*CHALLENGE A*
Retype the part of the notebook extract below, everything from "for split in" down to "os.makedirs(unknown_path, exist_ok=True)", keeping every character the same.

*EXTRACT PROVIDED*
— BEGIN —

This notebook creates additional classes: silence and unknown.

In [3]:
import os
import shutil

In [2]:
LABELS = {"yes", "no", "up", "down", "left", "right", "on", "off", "stop", "go"}
OTHER_LABELS = ["silence", "unknown"]

SPLITS = ["train", "val", "test"]


In [3]:
def consolidate_unknown(root_dir: str):
    """
    For each split under root_dir, move any folder
    whose name is not in LABELS into an 'unknown' folder.
    """
    for split in SPLITS:
        split_path = os.path.join(root_dir, split)
        if not os.path.isdir(split_path):
            print(f"Warning: '{split_path}' does not exist, skipping.")
            continue

        unknown_path = os.path.join(split_path, "unknown")
        os.makedirs(unknown_path, exist_ok=True)

        for entry in os.listdir(split_path):
            entry_path = os.path.join(split_path, entry)
            if not os.path.isdir(entry_path):
                continue
            if entry == "unknown":
                continue

            if entry not in LABELS:
                print(f"  Moving '{split}/{entry}/' → '{split}/unknown/'")
                for filename in os.listdir(entry_path):
                    src_file = os.path.join(entry_path, filename)
                    dst_file = os.path.join(unknown_path, filename)
                    base, ext = os.path.splitext(filename)

— END —

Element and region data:
— BEGIN —

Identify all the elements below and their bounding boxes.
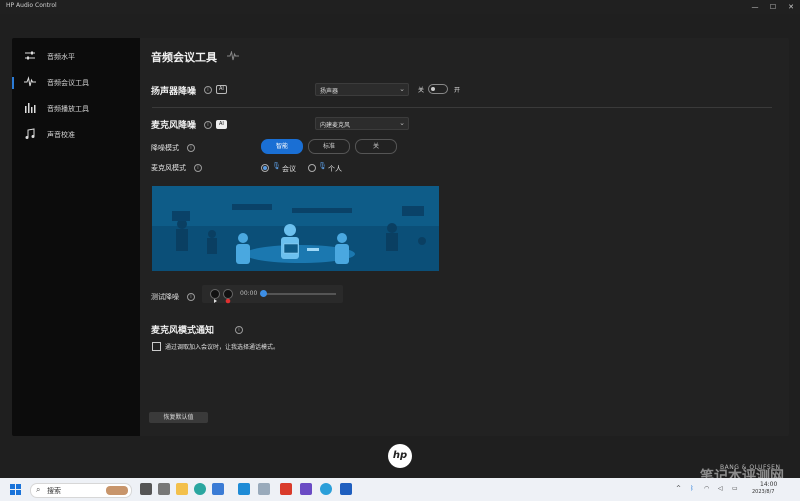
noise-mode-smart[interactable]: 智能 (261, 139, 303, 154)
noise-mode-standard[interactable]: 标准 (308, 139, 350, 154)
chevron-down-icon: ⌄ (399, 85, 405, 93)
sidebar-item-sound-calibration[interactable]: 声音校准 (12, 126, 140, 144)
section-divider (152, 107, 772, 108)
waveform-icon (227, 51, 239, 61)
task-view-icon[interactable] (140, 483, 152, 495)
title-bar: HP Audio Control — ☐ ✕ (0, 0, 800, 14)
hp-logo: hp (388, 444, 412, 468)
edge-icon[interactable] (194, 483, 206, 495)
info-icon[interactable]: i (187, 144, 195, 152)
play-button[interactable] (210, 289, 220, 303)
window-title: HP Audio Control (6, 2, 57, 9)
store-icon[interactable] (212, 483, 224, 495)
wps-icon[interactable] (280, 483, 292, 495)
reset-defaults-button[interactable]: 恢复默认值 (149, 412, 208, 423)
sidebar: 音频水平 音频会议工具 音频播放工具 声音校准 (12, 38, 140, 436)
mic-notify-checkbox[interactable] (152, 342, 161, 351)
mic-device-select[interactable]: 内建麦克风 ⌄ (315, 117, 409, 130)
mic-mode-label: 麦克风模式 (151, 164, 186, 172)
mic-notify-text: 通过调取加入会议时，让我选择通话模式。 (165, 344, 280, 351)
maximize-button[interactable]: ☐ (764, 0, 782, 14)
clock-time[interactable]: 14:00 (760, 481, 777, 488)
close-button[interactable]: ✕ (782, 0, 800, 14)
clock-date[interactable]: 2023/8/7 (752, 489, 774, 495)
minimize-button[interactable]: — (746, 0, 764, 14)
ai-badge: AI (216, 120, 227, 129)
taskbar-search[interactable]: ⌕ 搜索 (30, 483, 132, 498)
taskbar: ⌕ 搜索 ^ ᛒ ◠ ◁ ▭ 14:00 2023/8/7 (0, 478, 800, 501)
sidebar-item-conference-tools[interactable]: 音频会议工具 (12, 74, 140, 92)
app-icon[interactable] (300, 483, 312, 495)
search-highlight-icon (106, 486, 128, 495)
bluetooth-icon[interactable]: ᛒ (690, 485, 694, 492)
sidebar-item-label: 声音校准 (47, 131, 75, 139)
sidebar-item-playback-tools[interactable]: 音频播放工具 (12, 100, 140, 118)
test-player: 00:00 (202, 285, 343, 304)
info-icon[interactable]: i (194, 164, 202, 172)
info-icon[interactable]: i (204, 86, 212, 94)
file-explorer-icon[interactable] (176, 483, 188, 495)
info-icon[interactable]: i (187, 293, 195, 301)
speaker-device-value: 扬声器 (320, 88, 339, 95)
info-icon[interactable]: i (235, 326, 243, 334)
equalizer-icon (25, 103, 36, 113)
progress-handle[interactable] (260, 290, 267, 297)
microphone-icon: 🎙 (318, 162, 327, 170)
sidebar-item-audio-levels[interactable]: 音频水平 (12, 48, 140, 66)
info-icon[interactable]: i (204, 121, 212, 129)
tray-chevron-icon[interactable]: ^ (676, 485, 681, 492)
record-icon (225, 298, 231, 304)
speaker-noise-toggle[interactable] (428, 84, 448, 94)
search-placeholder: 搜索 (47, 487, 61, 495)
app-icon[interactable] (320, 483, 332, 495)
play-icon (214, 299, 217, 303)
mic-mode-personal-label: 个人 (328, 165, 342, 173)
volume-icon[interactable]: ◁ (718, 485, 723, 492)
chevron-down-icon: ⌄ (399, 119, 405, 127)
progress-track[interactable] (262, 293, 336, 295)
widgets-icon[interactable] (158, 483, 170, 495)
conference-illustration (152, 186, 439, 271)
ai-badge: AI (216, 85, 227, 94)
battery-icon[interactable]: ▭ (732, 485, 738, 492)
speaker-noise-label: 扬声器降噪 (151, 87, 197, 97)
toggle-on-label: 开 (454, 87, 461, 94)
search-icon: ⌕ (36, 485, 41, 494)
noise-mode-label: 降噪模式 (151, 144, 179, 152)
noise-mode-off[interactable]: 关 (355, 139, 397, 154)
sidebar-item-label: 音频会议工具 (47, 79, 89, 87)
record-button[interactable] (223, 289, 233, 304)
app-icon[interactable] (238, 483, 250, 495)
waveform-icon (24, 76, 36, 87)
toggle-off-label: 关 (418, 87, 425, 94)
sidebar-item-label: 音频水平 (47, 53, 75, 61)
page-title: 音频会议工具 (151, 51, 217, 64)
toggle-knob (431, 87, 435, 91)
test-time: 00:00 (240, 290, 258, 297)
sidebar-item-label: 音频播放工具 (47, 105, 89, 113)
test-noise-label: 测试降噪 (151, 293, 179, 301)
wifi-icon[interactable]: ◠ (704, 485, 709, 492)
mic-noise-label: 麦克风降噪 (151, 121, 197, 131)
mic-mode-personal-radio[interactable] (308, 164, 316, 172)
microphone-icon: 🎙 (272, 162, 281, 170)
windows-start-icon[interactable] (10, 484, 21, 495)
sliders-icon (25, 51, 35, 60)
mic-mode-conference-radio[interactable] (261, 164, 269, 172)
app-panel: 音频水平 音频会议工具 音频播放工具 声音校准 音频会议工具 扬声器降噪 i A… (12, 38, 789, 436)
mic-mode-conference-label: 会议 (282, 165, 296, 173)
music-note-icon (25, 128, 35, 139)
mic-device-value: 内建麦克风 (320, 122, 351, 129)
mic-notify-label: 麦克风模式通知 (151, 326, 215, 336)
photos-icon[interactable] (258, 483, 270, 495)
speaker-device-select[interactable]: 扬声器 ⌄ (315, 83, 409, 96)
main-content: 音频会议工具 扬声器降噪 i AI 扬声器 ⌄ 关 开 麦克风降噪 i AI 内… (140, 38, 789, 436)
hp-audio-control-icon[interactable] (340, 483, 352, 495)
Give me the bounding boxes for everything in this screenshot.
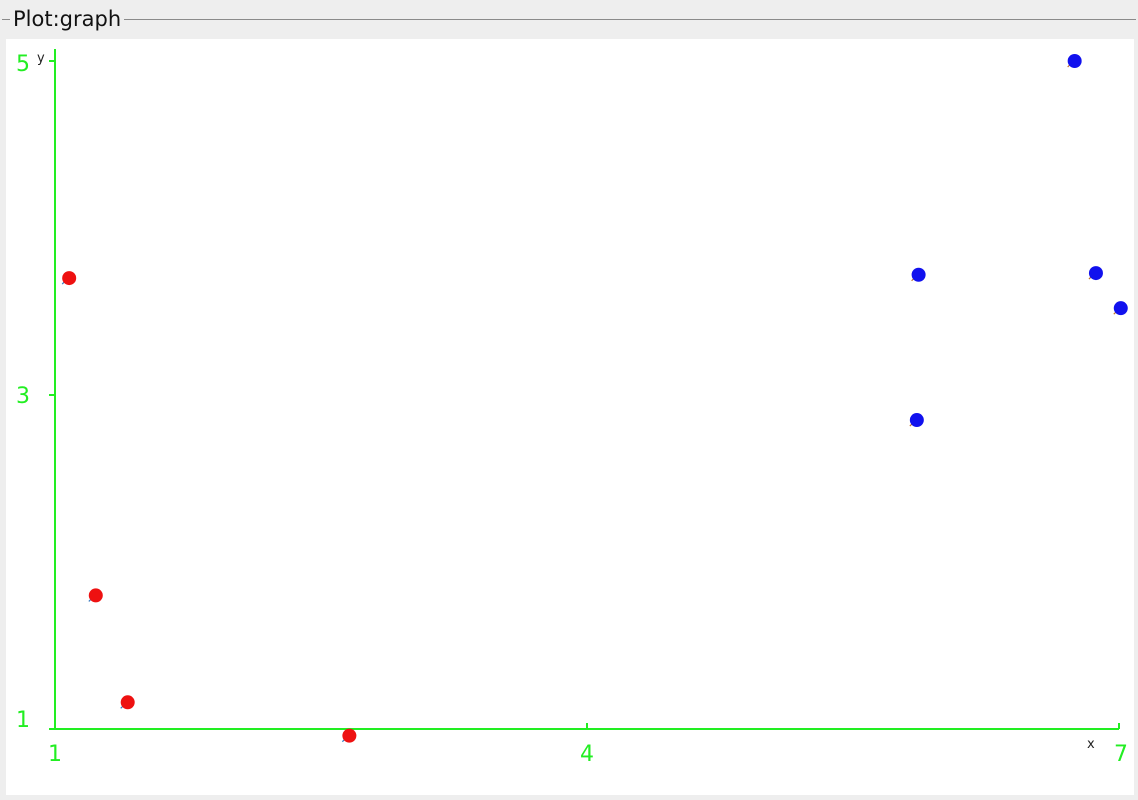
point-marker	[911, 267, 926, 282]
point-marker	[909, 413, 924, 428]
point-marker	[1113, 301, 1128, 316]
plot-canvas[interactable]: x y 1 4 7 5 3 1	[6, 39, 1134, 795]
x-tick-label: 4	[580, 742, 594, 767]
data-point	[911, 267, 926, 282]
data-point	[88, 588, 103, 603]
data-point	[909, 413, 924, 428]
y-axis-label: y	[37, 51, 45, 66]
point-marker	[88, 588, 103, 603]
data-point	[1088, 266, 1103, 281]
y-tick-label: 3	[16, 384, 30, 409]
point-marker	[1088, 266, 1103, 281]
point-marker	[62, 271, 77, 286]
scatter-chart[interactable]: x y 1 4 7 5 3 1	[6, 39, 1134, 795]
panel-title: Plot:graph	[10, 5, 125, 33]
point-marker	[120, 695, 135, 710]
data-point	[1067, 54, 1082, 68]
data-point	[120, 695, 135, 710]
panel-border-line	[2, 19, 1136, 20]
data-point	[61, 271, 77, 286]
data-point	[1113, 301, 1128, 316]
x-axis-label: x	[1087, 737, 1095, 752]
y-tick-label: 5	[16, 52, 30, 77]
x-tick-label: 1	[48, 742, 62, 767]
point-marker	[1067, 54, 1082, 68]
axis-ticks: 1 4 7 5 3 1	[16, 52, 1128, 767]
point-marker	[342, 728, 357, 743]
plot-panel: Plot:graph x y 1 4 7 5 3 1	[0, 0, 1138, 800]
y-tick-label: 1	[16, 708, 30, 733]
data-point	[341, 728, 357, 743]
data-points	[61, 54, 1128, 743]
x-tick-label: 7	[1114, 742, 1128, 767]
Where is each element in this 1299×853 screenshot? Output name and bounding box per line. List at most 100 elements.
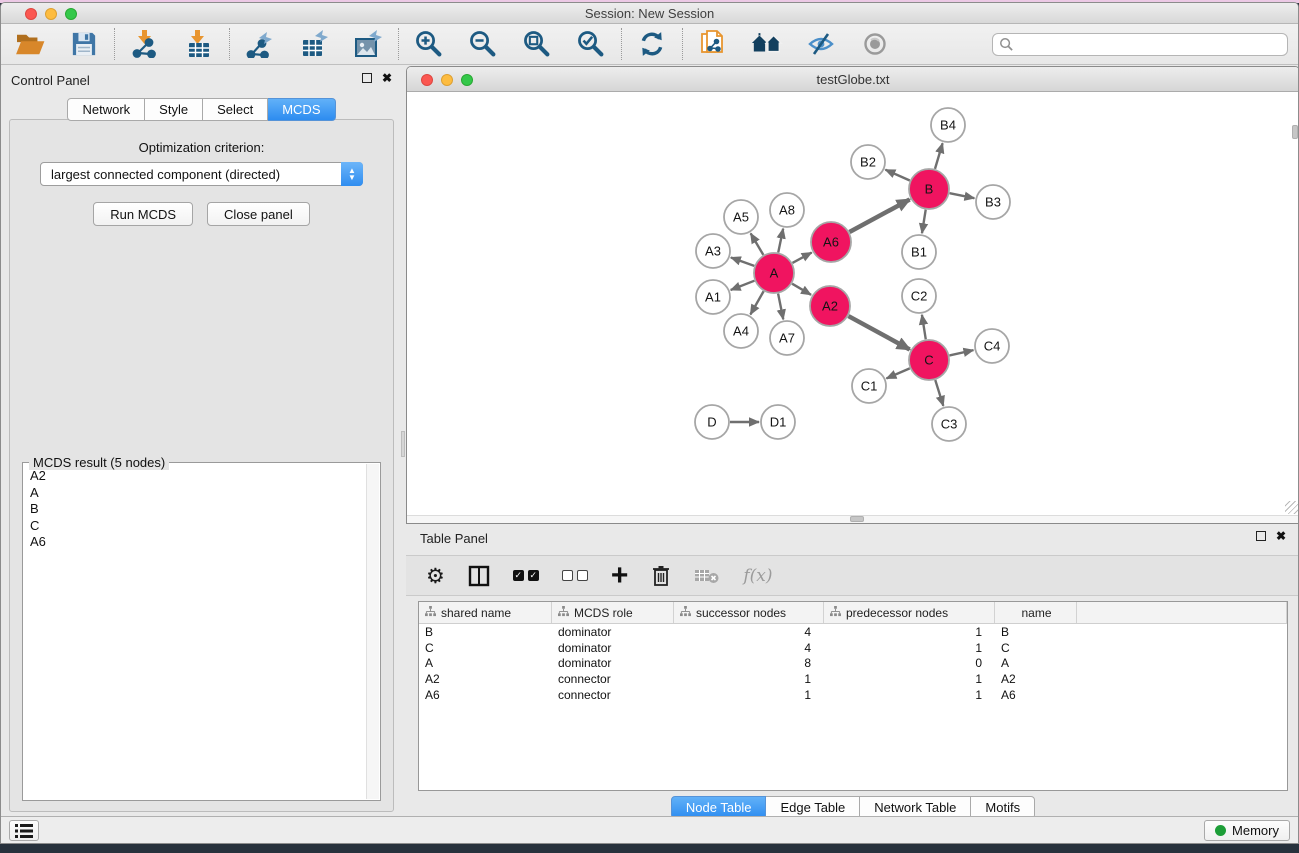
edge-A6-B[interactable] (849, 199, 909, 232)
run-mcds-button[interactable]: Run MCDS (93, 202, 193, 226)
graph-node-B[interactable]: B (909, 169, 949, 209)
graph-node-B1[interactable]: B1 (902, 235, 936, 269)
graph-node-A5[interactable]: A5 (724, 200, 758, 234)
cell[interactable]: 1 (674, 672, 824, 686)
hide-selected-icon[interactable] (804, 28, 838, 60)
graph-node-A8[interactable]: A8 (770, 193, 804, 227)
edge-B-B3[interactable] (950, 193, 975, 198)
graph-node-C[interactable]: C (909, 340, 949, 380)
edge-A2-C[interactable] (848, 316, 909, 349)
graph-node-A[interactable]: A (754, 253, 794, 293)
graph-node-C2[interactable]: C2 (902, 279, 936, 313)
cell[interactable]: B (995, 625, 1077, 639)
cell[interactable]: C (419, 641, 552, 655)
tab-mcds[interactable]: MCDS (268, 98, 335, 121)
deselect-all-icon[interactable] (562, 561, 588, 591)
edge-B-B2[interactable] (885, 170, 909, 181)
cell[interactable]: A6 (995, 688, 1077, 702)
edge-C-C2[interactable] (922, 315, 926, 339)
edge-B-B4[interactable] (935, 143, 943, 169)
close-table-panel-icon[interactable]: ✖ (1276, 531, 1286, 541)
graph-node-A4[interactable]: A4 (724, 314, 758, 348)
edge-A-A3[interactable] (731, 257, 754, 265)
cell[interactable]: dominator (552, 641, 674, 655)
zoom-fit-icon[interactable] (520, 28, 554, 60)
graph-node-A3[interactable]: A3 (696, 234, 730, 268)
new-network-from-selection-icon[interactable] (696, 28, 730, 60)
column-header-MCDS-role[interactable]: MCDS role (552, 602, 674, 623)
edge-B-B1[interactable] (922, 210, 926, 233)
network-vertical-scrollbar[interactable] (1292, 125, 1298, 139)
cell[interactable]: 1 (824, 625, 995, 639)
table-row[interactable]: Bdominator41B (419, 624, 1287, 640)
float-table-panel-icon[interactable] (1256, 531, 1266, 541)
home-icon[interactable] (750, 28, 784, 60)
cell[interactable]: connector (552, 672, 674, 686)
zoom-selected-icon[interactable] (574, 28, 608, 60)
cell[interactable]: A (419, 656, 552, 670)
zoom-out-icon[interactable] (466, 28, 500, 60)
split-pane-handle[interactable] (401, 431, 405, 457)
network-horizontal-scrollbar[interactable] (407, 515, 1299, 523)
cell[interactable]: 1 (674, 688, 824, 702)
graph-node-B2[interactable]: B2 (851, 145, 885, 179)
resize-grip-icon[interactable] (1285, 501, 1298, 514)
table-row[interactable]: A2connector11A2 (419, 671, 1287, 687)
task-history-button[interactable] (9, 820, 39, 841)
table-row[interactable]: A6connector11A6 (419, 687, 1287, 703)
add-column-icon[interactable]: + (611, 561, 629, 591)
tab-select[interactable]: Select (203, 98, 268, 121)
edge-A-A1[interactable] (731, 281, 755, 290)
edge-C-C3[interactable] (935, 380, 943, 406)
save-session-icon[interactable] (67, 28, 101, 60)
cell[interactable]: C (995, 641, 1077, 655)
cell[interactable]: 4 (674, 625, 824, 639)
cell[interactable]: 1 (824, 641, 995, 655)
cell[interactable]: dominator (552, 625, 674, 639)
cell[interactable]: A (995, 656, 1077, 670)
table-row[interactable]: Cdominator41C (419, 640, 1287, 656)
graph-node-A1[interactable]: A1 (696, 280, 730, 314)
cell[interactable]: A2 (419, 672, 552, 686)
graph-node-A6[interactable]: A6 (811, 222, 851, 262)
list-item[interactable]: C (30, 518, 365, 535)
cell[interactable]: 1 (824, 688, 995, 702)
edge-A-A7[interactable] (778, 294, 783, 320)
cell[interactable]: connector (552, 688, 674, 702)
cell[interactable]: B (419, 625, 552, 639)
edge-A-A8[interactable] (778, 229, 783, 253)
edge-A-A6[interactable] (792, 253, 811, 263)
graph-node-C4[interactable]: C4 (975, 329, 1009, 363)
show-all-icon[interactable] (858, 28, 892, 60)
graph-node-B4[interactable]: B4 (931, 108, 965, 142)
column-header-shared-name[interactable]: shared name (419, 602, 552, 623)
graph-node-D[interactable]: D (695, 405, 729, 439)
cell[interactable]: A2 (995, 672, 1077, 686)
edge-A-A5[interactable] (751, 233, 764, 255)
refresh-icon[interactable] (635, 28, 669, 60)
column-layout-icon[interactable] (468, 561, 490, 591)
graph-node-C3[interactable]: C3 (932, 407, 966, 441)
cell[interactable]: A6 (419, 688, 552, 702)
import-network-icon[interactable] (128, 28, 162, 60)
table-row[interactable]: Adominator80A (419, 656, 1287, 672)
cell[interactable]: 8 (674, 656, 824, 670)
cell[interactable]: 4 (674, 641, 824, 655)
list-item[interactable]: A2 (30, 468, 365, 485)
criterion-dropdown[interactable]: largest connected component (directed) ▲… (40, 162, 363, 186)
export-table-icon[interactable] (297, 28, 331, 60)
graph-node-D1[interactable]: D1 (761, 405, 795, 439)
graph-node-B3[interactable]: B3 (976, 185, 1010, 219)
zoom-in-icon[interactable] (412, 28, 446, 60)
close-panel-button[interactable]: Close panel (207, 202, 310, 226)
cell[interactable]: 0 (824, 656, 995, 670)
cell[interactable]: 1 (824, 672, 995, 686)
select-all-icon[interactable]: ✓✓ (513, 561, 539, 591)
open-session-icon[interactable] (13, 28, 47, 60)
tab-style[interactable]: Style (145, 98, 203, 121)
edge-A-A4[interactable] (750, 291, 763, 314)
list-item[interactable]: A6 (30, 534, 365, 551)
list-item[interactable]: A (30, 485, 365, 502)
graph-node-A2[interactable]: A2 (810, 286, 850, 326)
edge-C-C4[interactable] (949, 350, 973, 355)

— END —

*CHALLENGE B*
Echo the rows above, everything from the row containing "edge-A6-B[interactable] (849, 199, 909, 232)" down to the row containing "cell[interactable]: 1 (674, 672, 824, 686)", and nothing else.

*CORRECT RESULT A*
for split in SPLITS:
        split_path = os.path.join(root_dir, split)
        if not os.path.isdir(split_path):
            print(f"Warning: '{split_path}' does not exist, skipping.")
            continue

        unknown_path = os.path.join(split_path, "unknown")
        os.makedirs(unknown_path, exist_ok=True)

*CORRECT RESULT B*
edge-A6-B[interactable] (849, 199, 909, 232)
run-mcds-button[interactable]: Run MCDS (93, 202, 193, 226)
graph-node-B[interactable]: B (909, 169, 949, 209)
graph-node-B1[interactable]: B1 (902, 235, 936, 269)
graph-node-A5[interactable]: A5 (724, 200, 758, 234)
cell[interactable]: 1 (674, 672, 824, 686)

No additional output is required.